# Record set:
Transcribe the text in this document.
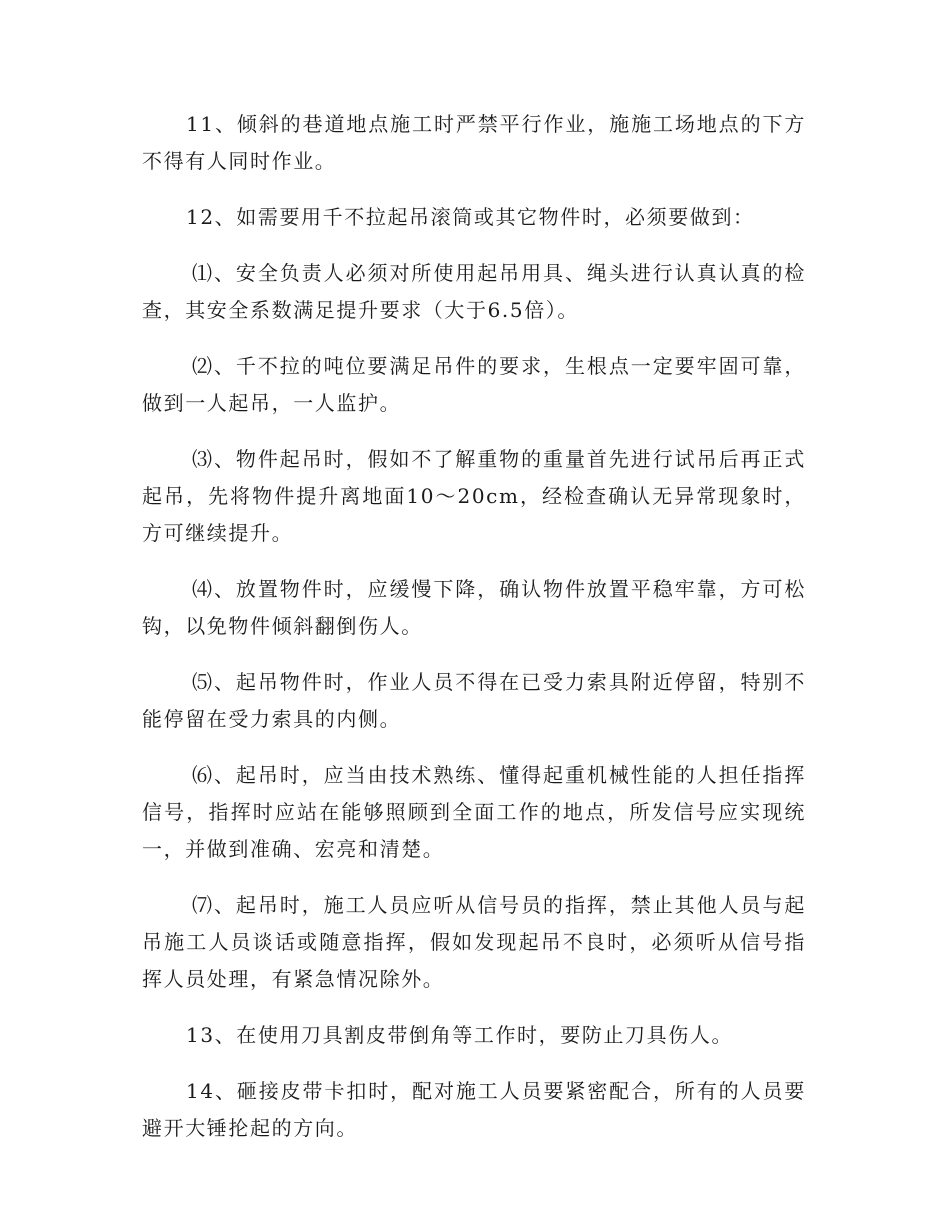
11、倾斜的巷道地点施工时严禁平行作业，施施工场地点的下方不得有人同时作业。

12、如需要用千不拉起吊滚筒或其它物件时，必须要做到：

⑴、安全负责人必须对所使用起吊用具、绳头进行认真认真的检查，其安全系数满足提升要求（大于6.5倍）。

⑵、千不拉的吨位要满足吊件的要求，生根点一定要牢固可靠，做到一人起吊，一人监护。

⑶、物件起吊时，假如不了解重物的重量首先进行试吊后再正式起吊，先将物件提升离地面10～20cm，经检查确认无异常现象时，方可继续提升。

⑷、放置物件时，应缓慢下降，确认物件放置平稳牢靠，方可松钩，以免物件倾斜翻倒伤人。

⑸、起吊物件时，作业人员不得在已受力索具附近停留，特别不能停留在受力索具的内侧。

⑹、起吊时，应当由技术熟练、懂得起重机械性能的人担任指挥信号，指挥时应站在能够照顾到全面工作的地点，所发信号应实现统一，并做到准确、宏亮和清楚。

⑺、起吊时，施工人员应听从信号员的指挥，禁止其他人员与起吊施工人员谈话或随意指挥，假如发现起吊不良时，必须听从信号指挥人员处理，有紧急情况除外。

13、在使用刀具割皮带倒角等工作时，要防止刀具伤人。

14、砸接皮带卡扣时，配对施工人员要紧密配合，所有的人员要避开大锤抡起的方向。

# Exercise task:
Write the listing above out again exactly, dropping each image.

# Worked solution:
Transcribe the text in this document.
11、倾斜的巷道地点施工时严禁平行作业，施施工场地点的下方不得有人同时作业。

12、如需要用千不拉起吊滚筒或其它物件时，必须要做到：

⑴、安全负责人必须对所使用起吊用具、绳头进行认真认真的检查，其安全系数满足提升要求（大于6.5倍）。

⑵、千不拉的吨位要满足吊件的要求，生根点一定要牢固可靠，做到一人起吊，一人监护。

⑶、物件起吊时，假如不了解重物的重量首先进行试吊后再正式起吊，先将物件提升离地面10～20cm，经检查确认无异常现象时，方可继续提升。

⑷、放置物件时，应缓慢下降，确认物件放置平稳牢靠，方可松钩，以免物件倾斜翻倒伤人。

⑸、起吊物件时，作业人员不得在已受力索具附近停留，特别不能停留在受力索具的内侧。

⑹、起吊时，应当由技术熟练、懂得起重机械性能的人担任指挥信号，指挥时应站在能够照顾到全面工作的地点，所发信号应实现统一，并做到准确、宏亮和清楚。

⑺、起吊时，施工人员应听从信号员的指挥，禁止其他人员与起吊施工人员谈话或随意指挥，假如发现起吊不良时，必须听从信号指挥人员处理，有紧急情况除外。

13、在使用刀具割皮带倒角等工作时，要防止刀具伤人。

14、砸接皮带卡扣时，配对施工人员要紧密配合，所有的人员要避开大锤抡起的方向。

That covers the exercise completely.